**WRITTEN PROBLEM**
Return every record exactly as written.

═══ EXERCISE DATA ═══

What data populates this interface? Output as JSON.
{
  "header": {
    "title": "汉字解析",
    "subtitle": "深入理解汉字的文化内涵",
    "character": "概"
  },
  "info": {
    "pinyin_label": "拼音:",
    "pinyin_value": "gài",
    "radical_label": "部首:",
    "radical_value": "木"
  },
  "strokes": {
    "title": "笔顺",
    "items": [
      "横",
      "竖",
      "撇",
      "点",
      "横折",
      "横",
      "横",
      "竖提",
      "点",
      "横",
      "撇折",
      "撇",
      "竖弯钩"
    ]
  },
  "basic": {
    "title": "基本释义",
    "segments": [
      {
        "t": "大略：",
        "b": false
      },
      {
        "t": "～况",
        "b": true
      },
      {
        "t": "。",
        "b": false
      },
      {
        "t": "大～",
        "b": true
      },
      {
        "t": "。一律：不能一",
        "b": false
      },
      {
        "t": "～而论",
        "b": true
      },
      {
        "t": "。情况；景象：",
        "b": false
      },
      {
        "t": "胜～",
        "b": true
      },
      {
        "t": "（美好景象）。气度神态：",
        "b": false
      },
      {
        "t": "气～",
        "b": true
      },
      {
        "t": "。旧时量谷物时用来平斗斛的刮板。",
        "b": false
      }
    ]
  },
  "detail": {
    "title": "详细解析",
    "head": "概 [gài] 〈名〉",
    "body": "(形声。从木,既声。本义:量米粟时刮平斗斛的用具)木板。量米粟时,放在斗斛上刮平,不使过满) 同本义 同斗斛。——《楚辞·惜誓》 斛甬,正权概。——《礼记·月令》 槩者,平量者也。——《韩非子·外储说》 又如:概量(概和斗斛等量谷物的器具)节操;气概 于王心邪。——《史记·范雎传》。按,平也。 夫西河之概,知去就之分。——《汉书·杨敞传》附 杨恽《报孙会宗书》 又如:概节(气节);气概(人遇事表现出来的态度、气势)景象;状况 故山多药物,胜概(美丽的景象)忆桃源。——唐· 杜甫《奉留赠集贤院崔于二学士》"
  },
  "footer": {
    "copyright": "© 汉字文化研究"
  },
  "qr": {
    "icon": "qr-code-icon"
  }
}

═══

**TASK ANSWER**
What data populates this interface? Output as JSON.
{
  "header": {
    "title": "汉字解析",
    "subtitle": "深入理解汉字的文化内涵",
    "character": "概"
  },
  "info": {
    "pinyin_label": "拼音:",
    "pinyin_value": "gài",
    "radical_label": "部首:",
    "radical_value": "木"
  },
  "strokes": {
    "title": "笔顺",
    "items": [
      "横",
      "竖",
      "撇",
      "点",
      "横折",
      "横",
      "横",
      "竖提",
      "点",
      "横",
      "撇折",
      "撇",
      "竖弯钩"
    ]
  },
  "basic": {
    "title": "基本释义",
    "segments": [
      {
        "t": "大略：",
        "b": false
      },
      {
        "t": "～况",
        "b": true
      },
      {
        "t": "。",
        "b": false
      },
      {
        "t": "大～",
        "b": true
      },
      {
        "t": "。一律：不能一",
        "b": false
      },
      {
        "t": "～而论",
        "b": true
      },
      {
        "t": "。情况；景象：",
        "b": false
      },
      {
        "t": "胜～",
        "b": true
      },
      {
        "t": "（美好景象）。气度神态：",
        "b": false
      },
      {
        "t": "气～",
        "b": true
      },
      {
        "t": "。旧时量谷物时用来平斗斛的刮板。",
        "b": false
      }
    ]
  },
  "detail": {
    "title": "详细解析",
    "head": "概 [gài] 〈名〉",
    "body": "(形声。从木,既声。本义:量米粟时刮平斗斛的用具)木板。量米粟时,放在斗斛上刮平,不使过满) 同本义 同斗斛。——《楚辞·惜誓》 斛甬,正权概。——《礼记·月令》 槩者,平量者也。——《韩非子·外储说》 又如:概量(概和斗斛等量谷物的器具)节操;气概 于王心邪。——《史记·范雎传》。按,平也。 夫西河之概,知去就之分。——《汉书·杨敞传》附 杨恽《报孙会宗书》 又如:概节(气节);气概(人遇事表现出来的态度、气势)景象;状况 故山多药物,胜概(美丽的景象)忆桃源。——唐· 杜甫《奉留赠集贤院崔于二学士》"
  },
  "footer": {
    "copyright": "© 汉字文化研究"
  },
  "qr": {
    "icon": "qr-code-icon"
  }
}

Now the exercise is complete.